Dataset excerpt:
#####

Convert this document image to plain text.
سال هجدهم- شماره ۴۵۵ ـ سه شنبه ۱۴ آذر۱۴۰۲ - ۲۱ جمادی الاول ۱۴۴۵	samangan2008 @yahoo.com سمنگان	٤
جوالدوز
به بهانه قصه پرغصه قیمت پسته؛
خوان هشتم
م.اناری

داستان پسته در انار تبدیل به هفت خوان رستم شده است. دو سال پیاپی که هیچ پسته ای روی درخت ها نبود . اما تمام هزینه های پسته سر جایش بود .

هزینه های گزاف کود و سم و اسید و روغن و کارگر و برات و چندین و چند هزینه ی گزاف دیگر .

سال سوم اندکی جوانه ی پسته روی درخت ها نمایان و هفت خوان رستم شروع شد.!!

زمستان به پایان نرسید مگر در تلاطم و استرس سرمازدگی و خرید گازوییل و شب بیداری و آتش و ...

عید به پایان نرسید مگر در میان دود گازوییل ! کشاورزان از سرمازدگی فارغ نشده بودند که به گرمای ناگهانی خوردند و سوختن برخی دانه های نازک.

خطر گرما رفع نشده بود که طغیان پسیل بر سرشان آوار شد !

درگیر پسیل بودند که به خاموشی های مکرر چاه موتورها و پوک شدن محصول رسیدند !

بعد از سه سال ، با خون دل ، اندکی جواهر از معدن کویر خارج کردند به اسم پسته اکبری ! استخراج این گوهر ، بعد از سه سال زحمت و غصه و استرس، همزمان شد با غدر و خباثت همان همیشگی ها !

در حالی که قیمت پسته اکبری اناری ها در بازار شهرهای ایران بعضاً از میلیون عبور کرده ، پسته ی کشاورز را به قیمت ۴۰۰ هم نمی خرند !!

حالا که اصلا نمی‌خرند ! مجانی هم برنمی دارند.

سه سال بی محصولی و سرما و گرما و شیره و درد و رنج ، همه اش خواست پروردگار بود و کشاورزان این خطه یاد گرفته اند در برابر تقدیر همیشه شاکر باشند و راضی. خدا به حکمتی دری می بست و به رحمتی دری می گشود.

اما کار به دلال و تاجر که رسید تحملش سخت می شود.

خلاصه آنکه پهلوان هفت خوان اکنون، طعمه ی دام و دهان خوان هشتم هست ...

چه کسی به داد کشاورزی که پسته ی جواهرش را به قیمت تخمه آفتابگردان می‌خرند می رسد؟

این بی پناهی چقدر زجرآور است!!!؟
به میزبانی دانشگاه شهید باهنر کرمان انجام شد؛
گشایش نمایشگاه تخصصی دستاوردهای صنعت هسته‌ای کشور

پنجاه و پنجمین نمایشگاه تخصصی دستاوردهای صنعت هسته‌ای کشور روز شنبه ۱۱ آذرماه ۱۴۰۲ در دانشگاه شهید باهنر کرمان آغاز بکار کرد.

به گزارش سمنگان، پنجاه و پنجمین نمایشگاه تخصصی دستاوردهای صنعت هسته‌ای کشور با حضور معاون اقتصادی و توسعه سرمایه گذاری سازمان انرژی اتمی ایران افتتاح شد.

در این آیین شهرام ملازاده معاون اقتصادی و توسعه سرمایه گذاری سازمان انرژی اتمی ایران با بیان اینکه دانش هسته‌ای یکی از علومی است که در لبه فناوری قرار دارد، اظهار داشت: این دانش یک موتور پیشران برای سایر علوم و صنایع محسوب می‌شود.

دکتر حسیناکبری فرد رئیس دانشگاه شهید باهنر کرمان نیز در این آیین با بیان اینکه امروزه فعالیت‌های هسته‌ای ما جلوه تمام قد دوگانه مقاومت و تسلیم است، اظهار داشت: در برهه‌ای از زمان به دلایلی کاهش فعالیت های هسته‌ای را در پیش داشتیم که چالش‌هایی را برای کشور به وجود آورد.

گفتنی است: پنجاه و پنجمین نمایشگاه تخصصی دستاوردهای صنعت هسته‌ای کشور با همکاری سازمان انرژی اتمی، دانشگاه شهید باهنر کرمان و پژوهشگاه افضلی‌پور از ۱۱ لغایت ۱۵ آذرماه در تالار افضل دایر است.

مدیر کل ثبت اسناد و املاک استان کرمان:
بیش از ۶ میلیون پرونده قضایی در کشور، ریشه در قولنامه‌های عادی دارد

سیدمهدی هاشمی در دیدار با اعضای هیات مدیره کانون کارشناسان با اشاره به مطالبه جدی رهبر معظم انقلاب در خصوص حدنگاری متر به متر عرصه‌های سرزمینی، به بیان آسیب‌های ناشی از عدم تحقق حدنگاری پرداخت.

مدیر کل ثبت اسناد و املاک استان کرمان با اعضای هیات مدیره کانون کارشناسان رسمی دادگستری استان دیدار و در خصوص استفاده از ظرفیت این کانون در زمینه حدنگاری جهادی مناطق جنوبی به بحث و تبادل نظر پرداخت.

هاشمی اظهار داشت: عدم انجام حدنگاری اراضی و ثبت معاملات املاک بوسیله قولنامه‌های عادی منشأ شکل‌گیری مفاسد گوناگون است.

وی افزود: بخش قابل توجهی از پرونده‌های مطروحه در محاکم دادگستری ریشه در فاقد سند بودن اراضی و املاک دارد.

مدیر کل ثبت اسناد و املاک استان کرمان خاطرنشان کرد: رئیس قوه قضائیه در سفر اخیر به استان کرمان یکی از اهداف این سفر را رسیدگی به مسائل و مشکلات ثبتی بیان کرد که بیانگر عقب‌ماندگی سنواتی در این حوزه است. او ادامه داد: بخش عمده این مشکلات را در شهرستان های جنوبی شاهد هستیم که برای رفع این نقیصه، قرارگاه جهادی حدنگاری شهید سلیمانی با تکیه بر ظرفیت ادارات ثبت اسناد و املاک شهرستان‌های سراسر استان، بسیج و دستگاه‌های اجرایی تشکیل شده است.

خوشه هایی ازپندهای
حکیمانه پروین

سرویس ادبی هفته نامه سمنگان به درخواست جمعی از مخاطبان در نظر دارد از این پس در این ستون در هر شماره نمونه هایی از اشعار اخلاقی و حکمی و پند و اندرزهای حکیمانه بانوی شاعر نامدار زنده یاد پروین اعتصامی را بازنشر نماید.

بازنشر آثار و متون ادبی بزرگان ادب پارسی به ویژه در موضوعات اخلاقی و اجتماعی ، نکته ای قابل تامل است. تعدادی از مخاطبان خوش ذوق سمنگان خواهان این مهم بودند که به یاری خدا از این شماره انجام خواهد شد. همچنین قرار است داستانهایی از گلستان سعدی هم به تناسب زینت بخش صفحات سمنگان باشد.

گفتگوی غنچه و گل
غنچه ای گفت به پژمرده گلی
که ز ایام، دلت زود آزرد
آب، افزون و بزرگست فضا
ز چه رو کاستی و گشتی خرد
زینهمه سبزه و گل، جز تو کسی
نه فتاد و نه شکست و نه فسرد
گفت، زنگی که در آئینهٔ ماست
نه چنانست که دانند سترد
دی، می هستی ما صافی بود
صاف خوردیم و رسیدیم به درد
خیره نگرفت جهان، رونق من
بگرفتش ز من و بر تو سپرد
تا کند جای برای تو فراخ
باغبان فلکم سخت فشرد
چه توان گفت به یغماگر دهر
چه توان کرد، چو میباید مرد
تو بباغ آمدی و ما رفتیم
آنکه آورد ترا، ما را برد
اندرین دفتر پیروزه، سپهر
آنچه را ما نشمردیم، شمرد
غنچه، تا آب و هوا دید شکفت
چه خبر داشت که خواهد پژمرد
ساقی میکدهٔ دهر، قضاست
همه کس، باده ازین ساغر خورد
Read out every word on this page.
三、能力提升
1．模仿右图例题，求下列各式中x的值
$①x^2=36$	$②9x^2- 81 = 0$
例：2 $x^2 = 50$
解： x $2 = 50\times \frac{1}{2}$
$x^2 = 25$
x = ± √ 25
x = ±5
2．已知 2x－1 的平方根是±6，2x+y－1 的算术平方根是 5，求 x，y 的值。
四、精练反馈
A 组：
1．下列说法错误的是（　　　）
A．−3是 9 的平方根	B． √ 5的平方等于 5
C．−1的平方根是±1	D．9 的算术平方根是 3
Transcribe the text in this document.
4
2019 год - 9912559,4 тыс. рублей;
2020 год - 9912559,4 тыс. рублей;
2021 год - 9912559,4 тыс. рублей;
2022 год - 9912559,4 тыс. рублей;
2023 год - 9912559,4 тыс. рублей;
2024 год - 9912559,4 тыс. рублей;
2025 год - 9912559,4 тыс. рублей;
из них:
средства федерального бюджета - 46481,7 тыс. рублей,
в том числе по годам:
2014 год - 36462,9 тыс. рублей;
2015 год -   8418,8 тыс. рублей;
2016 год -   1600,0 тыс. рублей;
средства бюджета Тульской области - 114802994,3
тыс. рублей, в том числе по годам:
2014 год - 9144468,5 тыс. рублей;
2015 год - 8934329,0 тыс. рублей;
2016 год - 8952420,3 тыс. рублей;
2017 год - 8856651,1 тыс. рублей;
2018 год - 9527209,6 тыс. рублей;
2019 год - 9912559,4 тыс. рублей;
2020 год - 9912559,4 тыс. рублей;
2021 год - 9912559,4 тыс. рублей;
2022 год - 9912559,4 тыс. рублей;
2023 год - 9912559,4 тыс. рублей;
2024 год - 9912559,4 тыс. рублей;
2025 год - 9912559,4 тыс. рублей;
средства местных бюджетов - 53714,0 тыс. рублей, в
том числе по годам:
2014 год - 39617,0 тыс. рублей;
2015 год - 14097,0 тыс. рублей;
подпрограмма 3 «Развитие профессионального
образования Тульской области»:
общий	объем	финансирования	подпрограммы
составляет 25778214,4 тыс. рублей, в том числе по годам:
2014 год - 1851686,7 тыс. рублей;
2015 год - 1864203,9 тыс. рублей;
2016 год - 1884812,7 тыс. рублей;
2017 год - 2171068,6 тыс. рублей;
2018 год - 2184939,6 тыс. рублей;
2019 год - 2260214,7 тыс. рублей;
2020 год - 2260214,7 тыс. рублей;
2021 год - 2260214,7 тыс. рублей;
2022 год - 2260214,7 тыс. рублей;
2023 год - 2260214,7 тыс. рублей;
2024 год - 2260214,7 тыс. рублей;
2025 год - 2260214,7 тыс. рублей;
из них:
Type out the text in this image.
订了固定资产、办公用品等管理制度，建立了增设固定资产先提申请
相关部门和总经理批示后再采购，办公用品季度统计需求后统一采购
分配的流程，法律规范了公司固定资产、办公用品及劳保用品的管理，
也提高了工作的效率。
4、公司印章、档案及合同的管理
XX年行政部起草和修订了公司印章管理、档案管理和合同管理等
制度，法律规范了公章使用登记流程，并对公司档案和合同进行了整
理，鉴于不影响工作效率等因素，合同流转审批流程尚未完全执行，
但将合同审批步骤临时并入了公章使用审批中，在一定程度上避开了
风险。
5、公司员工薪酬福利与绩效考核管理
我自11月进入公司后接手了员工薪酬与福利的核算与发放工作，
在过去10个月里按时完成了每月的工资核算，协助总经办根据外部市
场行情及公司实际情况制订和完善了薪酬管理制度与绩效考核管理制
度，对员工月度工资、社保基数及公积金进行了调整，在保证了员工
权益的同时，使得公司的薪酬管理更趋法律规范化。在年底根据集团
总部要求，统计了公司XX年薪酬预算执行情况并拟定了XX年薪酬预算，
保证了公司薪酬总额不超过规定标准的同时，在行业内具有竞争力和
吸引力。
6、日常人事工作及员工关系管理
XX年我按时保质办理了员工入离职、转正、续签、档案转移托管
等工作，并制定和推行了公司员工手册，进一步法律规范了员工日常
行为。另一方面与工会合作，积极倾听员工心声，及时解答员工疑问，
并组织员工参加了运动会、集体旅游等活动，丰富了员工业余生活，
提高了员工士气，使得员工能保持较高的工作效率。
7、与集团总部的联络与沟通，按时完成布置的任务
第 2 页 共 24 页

#####

What is needed — Find all lines with "числе" in them and copy each one.

Full response —
в том числе по годам:
тыс. рублей, в том числе по годам:
том числе по годам:
составляет 25778214,4 тыс. рублей, в том числе по годам:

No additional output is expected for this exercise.